[GIVEN TASK]
Search the material below for the string "name" and extract each line that has it.

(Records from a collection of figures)
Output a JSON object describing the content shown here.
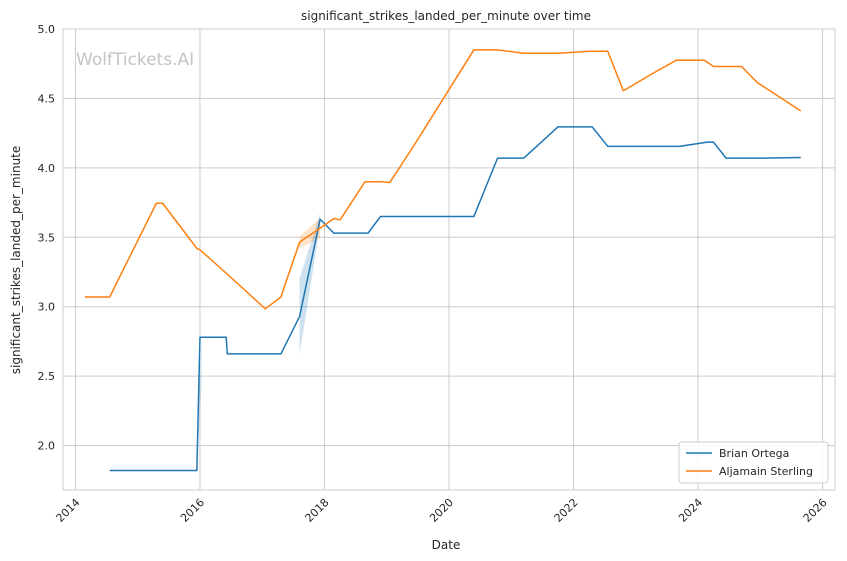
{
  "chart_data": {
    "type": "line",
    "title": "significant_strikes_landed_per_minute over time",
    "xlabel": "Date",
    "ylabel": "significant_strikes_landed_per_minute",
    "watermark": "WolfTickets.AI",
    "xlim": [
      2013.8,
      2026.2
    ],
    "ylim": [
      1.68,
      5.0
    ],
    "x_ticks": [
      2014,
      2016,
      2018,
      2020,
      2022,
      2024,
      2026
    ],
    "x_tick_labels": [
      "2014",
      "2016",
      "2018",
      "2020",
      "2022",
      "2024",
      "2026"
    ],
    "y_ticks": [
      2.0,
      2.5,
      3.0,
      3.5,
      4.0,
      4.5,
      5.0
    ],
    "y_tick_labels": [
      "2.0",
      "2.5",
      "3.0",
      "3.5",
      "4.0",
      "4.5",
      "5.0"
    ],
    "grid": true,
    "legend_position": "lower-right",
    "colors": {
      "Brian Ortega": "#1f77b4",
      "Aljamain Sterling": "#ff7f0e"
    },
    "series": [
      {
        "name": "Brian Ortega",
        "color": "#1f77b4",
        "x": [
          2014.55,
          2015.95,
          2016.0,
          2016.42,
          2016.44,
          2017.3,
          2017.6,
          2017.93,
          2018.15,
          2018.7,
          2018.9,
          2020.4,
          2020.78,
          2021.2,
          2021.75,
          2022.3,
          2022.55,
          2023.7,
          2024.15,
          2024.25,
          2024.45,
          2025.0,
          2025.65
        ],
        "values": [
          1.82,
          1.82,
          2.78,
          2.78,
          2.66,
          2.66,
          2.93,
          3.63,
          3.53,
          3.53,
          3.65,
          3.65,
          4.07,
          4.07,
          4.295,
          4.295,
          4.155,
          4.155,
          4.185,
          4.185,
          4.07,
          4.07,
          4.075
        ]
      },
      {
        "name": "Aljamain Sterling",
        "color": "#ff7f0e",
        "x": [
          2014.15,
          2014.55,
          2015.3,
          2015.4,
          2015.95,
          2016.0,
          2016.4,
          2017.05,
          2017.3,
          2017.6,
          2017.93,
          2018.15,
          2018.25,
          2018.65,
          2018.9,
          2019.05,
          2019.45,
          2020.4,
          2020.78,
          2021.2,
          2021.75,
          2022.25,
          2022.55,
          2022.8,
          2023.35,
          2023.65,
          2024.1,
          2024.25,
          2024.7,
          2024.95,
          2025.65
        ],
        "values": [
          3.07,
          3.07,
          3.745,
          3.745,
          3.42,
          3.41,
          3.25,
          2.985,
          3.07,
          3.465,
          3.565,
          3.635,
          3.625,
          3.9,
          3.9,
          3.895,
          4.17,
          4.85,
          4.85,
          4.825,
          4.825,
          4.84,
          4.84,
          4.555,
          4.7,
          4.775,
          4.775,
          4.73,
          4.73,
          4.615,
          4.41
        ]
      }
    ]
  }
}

==

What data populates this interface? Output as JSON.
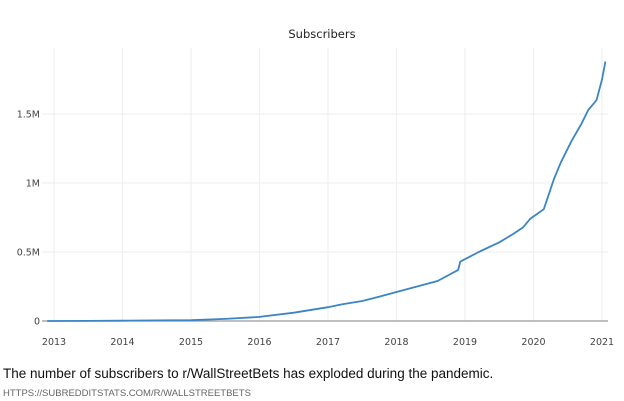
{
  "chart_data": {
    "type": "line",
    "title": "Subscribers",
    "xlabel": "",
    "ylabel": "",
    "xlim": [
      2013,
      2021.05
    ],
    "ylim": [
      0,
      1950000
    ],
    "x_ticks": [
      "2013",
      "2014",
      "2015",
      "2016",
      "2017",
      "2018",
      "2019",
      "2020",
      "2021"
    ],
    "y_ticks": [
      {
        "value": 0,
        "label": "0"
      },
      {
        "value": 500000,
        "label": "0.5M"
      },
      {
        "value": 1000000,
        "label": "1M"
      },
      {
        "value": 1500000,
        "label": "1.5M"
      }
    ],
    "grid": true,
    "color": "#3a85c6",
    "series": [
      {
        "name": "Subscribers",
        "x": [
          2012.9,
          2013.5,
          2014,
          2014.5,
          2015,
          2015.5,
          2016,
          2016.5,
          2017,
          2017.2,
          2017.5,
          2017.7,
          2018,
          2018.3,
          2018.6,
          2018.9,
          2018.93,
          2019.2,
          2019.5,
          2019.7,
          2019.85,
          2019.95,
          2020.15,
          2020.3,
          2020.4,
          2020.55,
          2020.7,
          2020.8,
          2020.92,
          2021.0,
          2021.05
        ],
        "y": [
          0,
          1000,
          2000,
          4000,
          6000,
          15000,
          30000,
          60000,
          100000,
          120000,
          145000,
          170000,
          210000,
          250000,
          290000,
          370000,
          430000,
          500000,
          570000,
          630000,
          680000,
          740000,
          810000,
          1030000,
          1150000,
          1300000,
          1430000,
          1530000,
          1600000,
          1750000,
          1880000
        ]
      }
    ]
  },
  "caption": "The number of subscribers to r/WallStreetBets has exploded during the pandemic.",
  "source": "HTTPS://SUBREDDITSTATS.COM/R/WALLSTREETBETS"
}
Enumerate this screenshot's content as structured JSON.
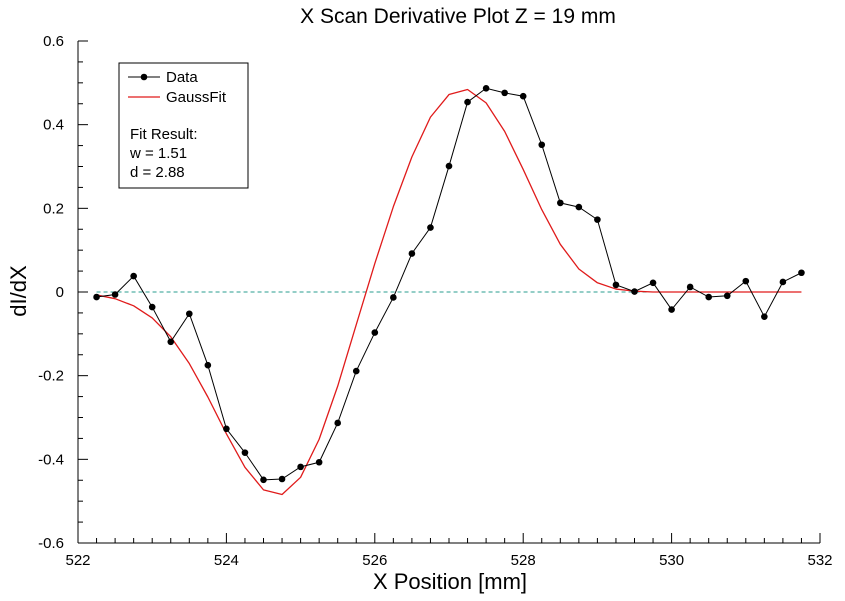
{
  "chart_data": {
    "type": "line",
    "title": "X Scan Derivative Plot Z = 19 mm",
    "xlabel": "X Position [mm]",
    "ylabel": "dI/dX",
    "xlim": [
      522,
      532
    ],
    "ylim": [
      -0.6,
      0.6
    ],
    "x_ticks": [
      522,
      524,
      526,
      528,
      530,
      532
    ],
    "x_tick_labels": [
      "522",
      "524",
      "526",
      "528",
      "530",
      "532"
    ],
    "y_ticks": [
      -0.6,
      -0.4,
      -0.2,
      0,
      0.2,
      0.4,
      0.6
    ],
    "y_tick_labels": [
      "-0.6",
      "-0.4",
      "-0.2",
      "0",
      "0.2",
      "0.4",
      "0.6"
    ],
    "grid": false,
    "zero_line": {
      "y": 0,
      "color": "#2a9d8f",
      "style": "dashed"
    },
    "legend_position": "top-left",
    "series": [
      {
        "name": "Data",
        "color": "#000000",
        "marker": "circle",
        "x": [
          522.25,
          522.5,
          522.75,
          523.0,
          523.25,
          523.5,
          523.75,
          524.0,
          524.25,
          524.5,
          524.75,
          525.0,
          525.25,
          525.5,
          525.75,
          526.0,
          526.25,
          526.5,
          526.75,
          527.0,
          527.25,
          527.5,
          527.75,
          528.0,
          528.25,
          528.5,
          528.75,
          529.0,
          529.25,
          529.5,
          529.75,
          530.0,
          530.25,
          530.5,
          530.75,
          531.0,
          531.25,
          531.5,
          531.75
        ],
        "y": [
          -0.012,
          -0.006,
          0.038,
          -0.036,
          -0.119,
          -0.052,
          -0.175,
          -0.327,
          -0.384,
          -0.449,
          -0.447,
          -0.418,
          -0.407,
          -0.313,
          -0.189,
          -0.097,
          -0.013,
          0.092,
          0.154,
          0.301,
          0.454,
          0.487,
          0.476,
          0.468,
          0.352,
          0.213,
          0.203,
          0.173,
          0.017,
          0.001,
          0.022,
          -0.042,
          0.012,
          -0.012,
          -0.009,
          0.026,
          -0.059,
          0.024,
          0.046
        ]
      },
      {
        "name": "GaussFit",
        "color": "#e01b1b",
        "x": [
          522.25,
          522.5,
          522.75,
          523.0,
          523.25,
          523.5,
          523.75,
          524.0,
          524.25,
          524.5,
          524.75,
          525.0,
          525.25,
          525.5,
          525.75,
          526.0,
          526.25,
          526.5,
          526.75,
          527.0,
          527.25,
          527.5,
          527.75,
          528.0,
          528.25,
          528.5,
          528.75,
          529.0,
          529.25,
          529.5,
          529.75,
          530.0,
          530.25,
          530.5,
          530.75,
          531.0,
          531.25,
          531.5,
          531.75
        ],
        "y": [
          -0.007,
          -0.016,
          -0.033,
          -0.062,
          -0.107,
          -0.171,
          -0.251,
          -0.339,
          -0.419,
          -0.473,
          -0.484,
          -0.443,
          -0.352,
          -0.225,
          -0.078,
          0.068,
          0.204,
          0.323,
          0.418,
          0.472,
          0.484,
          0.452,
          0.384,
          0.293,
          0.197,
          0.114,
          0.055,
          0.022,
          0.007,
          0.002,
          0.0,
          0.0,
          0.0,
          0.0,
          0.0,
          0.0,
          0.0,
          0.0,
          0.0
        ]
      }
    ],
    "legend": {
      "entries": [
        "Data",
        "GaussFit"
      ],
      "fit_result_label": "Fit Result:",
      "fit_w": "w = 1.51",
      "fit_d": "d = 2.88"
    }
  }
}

[WORKED SOLUTION]
        "name": "Brian Ortega",
        "name": "Aljamain Sterling",
        "name": "Subscribers",
        "name": "Data",
        "name": "GaussFit",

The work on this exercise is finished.